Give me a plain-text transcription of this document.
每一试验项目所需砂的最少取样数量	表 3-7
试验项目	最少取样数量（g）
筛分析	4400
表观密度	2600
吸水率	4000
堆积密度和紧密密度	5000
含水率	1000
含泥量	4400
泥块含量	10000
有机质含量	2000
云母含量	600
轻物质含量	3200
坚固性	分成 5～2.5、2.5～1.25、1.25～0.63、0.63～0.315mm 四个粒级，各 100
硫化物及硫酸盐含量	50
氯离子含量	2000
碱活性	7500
________________________
> Request
Set down the material above again, word for word.

> Output of the exercise
Give me a plain-text transcription of this document.
每一试验项目所需砂的最少取样数量	表 3-7
试验项目	最少取样数量（g）
筛分析	4400
表观密度	2600
吸水率	4000
堆积密度和紧密密度	5000
含水率	1000
含泥量	4400
泥块含量	10000
有机质含量	2000
云母含量	600
轻物质含量	3200
坚固性	分成 5～2.5、2.5～1.25、1.25～0.63、0.63～0.315mm 四个粒级，各 100
硫化物及硫酸盐含量	50
氯离子含量	2000
碱活性	7500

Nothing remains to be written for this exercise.